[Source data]
- - - -

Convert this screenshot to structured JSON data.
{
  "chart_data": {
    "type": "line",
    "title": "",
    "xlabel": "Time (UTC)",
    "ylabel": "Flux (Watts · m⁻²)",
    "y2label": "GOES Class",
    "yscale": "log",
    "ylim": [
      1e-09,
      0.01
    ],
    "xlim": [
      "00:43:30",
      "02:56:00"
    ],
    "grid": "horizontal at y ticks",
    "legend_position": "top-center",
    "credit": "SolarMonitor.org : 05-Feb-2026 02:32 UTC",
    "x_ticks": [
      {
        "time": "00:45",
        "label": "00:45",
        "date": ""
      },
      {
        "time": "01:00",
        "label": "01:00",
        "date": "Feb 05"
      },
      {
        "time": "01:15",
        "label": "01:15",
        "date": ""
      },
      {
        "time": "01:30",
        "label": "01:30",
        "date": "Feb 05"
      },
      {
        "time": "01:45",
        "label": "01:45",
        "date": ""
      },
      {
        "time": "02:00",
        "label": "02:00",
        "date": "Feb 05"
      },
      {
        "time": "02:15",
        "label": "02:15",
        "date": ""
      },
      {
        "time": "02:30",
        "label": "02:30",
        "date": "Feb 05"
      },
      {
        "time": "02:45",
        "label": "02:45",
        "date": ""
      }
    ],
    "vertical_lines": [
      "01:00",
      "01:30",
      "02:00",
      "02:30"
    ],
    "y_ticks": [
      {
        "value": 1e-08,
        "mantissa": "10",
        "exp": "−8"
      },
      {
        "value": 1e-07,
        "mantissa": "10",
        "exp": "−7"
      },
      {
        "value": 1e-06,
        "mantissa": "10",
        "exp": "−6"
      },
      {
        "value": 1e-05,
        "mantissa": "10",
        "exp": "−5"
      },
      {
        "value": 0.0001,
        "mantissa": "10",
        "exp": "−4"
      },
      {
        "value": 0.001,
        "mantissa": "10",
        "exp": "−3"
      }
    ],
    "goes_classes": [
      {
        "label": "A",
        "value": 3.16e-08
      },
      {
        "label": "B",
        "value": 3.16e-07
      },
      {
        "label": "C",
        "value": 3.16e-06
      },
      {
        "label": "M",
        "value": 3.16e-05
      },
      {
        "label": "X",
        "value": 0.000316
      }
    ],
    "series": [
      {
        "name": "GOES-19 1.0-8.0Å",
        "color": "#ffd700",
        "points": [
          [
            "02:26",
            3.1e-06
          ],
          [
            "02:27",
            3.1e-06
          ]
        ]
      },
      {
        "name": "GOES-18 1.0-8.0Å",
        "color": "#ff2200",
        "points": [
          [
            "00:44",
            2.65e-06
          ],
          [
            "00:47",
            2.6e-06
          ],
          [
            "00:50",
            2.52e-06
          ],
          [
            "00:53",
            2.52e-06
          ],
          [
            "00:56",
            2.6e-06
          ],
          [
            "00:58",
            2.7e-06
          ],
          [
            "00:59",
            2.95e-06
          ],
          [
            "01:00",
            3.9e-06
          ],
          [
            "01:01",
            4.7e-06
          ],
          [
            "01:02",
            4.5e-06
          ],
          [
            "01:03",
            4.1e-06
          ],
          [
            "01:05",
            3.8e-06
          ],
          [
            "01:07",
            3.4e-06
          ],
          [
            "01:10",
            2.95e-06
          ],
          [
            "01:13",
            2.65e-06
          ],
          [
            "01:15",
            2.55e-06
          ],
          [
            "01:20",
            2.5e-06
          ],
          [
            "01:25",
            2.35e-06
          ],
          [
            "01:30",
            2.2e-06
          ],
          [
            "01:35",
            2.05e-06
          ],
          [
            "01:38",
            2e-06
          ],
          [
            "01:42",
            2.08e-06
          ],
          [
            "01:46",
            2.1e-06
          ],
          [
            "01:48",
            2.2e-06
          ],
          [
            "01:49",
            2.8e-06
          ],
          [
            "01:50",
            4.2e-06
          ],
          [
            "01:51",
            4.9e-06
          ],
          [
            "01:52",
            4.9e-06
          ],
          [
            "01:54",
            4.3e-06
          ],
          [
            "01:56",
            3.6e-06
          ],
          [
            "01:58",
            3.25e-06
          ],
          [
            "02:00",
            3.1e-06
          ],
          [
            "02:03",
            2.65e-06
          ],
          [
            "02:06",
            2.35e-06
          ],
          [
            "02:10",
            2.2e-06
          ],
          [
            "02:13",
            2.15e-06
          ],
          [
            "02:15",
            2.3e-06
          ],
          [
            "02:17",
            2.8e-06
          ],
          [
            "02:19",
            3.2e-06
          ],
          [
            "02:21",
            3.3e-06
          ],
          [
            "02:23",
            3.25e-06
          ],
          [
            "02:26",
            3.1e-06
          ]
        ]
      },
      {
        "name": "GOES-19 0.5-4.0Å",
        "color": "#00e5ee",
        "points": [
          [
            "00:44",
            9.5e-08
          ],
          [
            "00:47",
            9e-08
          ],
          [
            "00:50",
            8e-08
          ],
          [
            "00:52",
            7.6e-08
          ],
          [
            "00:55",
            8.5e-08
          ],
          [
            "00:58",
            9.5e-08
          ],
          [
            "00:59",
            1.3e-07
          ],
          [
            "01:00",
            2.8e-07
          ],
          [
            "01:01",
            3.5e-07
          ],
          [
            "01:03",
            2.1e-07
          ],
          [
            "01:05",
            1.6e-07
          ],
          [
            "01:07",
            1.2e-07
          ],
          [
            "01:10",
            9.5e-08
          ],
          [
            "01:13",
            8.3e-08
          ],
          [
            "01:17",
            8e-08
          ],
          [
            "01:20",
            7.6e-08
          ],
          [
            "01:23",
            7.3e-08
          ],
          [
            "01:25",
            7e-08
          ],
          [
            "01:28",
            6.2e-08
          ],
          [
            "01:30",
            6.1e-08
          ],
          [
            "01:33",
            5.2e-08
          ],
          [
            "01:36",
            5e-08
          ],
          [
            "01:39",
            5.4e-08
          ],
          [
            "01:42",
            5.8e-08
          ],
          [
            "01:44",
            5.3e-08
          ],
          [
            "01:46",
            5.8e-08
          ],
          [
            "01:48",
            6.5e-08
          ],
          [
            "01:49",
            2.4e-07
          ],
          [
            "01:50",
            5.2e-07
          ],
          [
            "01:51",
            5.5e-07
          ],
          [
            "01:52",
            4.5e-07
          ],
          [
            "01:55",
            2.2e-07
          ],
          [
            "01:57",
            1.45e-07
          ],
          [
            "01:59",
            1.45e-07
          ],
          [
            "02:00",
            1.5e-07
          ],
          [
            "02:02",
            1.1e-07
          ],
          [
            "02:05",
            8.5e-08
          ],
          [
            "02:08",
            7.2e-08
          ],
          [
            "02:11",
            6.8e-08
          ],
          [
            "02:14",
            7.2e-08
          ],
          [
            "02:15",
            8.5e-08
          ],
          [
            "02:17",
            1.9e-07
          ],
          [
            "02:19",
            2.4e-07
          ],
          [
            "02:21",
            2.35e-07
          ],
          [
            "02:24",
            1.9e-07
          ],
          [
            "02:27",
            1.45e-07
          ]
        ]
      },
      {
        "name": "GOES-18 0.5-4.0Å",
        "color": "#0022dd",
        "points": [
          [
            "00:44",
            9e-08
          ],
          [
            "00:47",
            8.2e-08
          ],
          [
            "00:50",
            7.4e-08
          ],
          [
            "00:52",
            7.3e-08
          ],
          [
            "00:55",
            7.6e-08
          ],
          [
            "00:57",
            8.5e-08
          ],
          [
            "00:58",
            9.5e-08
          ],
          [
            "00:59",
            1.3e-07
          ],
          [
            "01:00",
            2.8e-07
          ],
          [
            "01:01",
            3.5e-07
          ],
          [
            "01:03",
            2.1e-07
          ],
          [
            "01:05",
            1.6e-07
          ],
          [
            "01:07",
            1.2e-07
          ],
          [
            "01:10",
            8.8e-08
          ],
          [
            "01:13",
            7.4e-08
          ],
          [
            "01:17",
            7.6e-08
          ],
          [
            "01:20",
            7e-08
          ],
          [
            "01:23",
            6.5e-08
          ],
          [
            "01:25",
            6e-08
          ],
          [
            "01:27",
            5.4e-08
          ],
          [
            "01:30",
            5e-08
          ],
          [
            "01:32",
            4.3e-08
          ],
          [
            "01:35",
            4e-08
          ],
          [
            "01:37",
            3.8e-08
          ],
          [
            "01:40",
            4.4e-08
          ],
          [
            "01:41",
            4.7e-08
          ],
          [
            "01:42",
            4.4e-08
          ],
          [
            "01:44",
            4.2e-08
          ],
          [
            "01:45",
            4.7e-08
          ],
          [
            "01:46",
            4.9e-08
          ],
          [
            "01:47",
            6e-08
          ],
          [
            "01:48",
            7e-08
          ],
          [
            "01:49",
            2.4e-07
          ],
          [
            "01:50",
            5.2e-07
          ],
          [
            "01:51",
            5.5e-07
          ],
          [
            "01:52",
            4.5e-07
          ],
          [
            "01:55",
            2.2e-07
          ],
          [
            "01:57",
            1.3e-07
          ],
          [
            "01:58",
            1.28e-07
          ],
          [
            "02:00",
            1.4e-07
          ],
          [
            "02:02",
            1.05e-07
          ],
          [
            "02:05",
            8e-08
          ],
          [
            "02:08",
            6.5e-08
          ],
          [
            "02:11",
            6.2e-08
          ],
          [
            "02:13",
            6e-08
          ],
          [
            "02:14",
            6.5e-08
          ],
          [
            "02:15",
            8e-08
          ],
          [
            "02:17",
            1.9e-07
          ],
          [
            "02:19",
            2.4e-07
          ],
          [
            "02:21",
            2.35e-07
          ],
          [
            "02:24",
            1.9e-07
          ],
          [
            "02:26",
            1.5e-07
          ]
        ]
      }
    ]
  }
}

- - - -

*DIRECTION:* Track down all lines above with the string "name" and copy them.

*THE RESULT:*
        "name": "GOES-19 1.0-8.0Å",
        "name": "GOES-18 1.0-8.0Å",
        "name": "GOES-19 0.5-4.0Å",
        "name": "GOES-18 0.5-4.0Å",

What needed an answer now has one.